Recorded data
━━━━━━

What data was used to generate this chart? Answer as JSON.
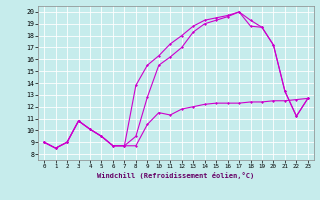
{
  "xlabel": "Windchill (Refroidissement éolien,°C)",
  "bg_color": "#c6ecec",
  "line_color": "#cc00cc",
  "grid_color": "#aadddd",
  "xlim": [
    -0.5,
    23.5
  ],
  "ylim": [
    7.5,
    20.5
  ],
  "xticks": [
    0,
    1,
    2,
    3,
    4,
    5,
    6,
    7,
    8,
    9,
    10,
    11,
    12,
    13,
    14,
    15,
    16,
    17,
    18,
    19,
    20,
    21,
    22,
    23
  ],
  "yticks": [
    8,
    9,
    10,
    11,
    12,
    13,
    14,
    15,
    16,
    17,
    18,
    19,
    20
  ],
  "line1_x": [
    0,
    1,
    2,
    3,
    4,
    5,
    6,
    7,
    8,
    9,
    10,
    11,
    12,
    13,
    14,
    15,
    16,
    17,
    18,
    19,
    20,
    21,
    22,
    23
  ],
  "line1_y": [
    9.0,
    8.5,
    9.0,
    10.8,
    10.1,
    9.5,
    8.7,
    8.7,
    8.7,
    10.5,
    11.5,
    11.3,
    11.8,
    12.0,
    12.2,
    12.3,
    12.3,
    12.3,
    12.4,
    12.4,
    12.5,
    12.5,
    12.6,
    12.7
  ],
  "line2_x": [
    0,
    1,
    2,
    3,
    4,
    5,
    6,
    7,
    8,
    9,
    10,
    11,
    12,
    13,
    14,
    15,
    16,
    17,
    18,
    19,
    20,
    21,
    22,
    23
  ],
  "line2_y": [
    9.0,
    8.5,
    9.0,
    10.8,
    10.1,
    9.5,
    8.7,
    8.7,
    9.5,
    12.8,
    15.5,
    16.2,
    17.0,
    18.3,
    19.0,
    19.3,
    19.6,
    20.0,
    19.3,
    18.7,
    17.2,
    13.3,
    11.2,
    12.7
  ],
  "line3_x": [
    0,
    1,
    2,
    3,
    4,
    5,
    6,
    7,
    8,
    9,
    10,
    11,
    12,
    13,
    14,
    15,
    16,
    17,
    18,
    19,
    20,
    21,
    22,
    23
  ],
  "line3_y": [
    9.0,
    8.5,
    9.0,
    10.8,
    10.1,
    9.5,
    8.7,
    8.7,
    13.8,
    15.5,
    16.3,
    17.3,
    18.0,
    18.8,
    19.3,
    19.5,
    19.7,
    20.0,
    18.8,
    18.7,
    17.2,
    13.3,
    11.2,
    12.7
  ]
}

━━━━━━

→ **SHORT PROBLEM**: Word for word, quote the full listing, omitting every picture.

→ **WRITTEN RESPONSE**:
What data was used to generate this chart? Answer as JSON.
{
  "xlabel": "Windchill (Refroidissement éolien,°C)",
  "bg_color": "#c6ecec",
  "line_color": "#cc00cc",
  "grid_color": "#aadddd",
  "xlim": [
    -0.5,
    23.5
  ],
  "ylim": [
    7.5,
    20.5
  ],
  "xticks": [
    0,
    1,
    2,
    3,
    4,
    5,
    6,
    7,
    8,
    9,
    10,
    11,
    12,
    13,
    14,
    15,
    16,
    17,
    18,
    19,
    20,
    21,
    22,
    23
  ],
  "yticks": [
    8,
    9,
    10,
    11,
    12,
    13,
    14,
    15,
    16,
    17,
    18,
    19,
    20
  ],
  "line1_x": [
    0,
    1,
    2,
    3,
    4,
    5,
    6,
    7,
    8,
    9,
    10,
    11,
    12,
    13,
    14,
    15,
    16,
    17,
    18,
    19,
    20,
    21,
    22,
    23
  ],
  "line1_y": [
    9.0,
    8.5,
    9.0,
    10.8,
    10.1,
    9.5,
    8.7,
    8.7,
    8.7,
    10.5,
    11.5,
    11.3,
    11.8,
    12.0,
    12.2,
    12.3,
    12.3,
    12.3,
    12.4,
    12.4,
    12.5,
    12.5,
    12.6,
    12.7
  ],
  "line2_x": [
    0,
    1,
    2,
    3,
    4,
    5,
    6,
    7,
    8,
    9,
    10,
    11,
    12,
    13,
    14,
    15,
    16,
    17,
    18,
    19,
    20,
    21,
    22,
    23
  ],
  "line2_y": [
    9.0,
    8.5,
    9.0,
    10.8,
    10.1,
    9.5,
    8.7,
    8.7,
    9.5,
    12.8,
    15.5,
    16.2,
    17.0,
    18.3,
    19.0,
    19.3,
    19.6,
    20.0,
    19.3,
    18.7,
    17.2,
    13.3,
    11.2,
    12.7
  ],
  "line3_x": [
    0,
    1,
    2,
    3,
    4,
    5,
    6,
    7,
    8,
    9,
    10,
    11,
    12,
    13,
    14,
    15,
    16,
    17,
    18,
    19,
    20,
    21,
    22,
    23
  ],
  "line3_y": [
    9.0,
    8.5,
    9.0,
    10.8,
    10.1,
    9.5,
    8.7,
    8.7,
    13.8,
    15.5,
    16.3,
    17.3,
    18.0,
    18.8,
    19.3,
    19.5,
    19.7,
    20.0,
    18.8,
    18.7,
    17.2,
    13.3,
    11.2,
    12.7
  ]
}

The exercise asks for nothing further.